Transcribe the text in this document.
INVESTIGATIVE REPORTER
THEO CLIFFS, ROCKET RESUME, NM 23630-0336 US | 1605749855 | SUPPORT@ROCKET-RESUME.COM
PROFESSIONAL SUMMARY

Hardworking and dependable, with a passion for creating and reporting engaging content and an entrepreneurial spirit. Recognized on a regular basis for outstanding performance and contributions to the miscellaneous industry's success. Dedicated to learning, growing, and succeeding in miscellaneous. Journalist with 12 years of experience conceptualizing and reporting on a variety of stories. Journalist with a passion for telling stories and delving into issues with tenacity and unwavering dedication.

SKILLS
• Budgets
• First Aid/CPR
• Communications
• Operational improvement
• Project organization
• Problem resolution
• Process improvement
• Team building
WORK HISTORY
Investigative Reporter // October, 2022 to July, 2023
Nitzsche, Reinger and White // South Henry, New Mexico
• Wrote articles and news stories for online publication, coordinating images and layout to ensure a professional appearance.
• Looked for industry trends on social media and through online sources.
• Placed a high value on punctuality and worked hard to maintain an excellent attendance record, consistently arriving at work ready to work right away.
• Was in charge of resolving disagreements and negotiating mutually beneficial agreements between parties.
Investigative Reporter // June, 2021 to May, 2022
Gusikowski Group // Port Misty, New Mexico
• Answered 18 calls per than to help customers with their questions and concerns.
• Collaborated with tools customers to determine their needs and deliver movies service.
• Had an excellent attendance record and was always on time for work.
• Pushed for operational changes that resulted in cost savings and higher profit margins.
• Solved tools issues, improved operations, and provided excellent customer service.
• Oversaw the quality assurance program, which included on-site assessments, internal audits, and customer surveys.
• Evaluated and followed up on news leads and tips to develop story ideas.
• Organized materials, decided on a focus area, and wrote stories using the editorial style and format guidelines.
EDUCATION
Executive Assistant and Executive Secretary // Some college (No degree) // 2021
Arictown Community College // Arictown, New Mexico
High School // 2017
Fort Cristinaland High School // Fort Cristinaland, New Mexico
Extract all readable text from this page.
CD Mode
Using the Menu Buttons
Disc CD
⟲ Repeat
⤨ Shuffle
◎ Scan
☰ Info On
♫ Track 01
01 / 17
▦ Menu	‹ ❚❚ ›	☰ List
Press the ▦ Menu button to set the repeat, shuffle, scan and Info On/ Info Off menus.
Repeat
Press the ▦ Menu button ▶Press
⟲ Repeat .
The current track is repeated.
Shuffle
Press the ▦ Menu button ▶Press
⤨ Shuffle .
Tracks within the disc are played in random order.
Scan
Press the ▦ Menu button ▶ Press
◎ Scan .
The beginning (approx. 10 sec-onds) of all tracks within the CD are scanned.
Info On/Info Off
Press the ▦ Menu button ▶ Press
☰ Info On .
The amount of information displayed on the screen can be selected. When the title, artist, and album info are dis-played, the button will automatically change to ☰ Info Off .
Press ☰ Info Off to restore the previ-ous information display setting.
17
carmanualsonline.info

━━━━━━━━━━━━━━━━━━━━━━━━━━━━━━

* YOUR GOAL:
Of the lines in this data, how many contain "record"? Reply with only the number.

* ANSWER TO THE PROBLEM:
2